• [ENTRIES SUPPLIED]:
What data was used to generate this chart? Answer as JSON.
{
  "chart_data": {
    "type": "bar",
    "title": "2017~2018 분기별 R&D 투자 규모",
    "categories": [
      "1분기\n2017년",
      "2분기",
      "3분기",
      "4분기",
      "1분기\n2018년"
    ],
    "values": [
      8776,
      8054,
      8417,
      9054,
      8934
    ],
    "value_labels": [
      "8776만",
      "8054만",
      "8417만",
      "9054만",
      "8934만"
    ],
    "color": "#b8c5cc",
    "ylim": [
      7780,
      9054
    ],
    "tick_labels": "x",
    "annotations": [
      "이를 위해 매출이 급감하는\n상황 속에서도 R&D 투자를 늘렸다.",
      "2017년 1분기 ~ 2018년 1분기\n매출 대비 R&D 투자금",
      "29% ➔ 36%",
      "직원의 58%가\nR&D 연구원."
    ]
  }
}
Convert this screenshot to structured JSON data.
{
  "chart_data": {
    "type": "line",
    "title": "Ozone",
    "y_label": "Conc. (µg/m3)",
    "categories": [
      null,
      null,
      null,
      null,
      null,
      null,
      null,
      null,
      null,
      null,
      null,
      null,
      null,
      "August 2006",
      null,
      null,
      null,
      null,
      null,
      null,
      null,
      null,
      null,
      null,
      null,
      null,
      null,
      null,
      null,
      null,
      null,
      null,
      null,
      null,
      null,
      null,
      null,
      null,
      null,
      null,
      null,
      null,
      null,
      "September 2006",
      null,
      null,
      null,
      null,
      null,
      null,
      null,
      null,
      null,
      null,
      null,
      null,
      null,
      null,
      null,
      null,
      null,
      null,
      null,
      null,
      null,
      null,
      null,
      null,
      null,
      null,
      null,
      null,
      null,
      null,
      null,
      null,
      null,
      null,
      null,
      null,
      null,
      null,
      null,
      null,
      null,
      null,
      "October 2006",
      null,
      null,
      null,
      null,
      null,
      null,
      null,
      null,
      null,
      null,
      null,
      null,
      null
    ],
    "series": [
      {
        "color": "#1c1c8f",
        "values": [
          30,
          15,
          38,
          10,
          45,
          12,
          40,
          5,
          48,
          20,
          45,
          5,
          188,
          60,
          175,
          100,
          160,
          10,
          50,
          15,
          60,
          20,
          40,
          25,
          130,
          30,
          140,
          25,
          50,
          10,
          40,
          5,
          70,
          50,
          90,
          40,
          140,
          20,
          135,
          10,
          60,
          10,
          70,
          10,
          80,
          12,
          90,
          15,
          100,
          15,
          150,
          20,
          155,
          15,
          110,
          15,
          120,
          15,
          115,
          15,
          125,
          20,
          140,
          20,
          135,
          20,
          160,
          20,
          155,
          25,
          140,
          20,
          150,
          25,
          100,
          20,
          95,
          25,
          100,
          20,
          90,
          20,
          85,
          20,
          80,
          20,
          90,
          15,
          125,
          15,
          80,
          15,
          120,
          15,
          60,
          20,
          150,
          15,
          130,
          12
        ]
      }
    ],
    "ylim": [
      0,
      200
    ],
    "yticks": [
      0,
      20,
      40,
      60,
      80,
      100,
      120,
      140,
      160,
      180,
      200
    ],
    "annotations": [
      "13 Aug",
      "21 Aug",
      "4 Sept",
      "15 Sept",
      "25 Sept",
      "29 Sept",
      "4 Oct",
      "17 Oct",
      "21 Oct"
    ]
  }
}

• [DIRECTIONS FOR THIS TASK]: Tell how many lines contain the word "JSON", using only the number.

• [EXERCISE RESPONSE]: 2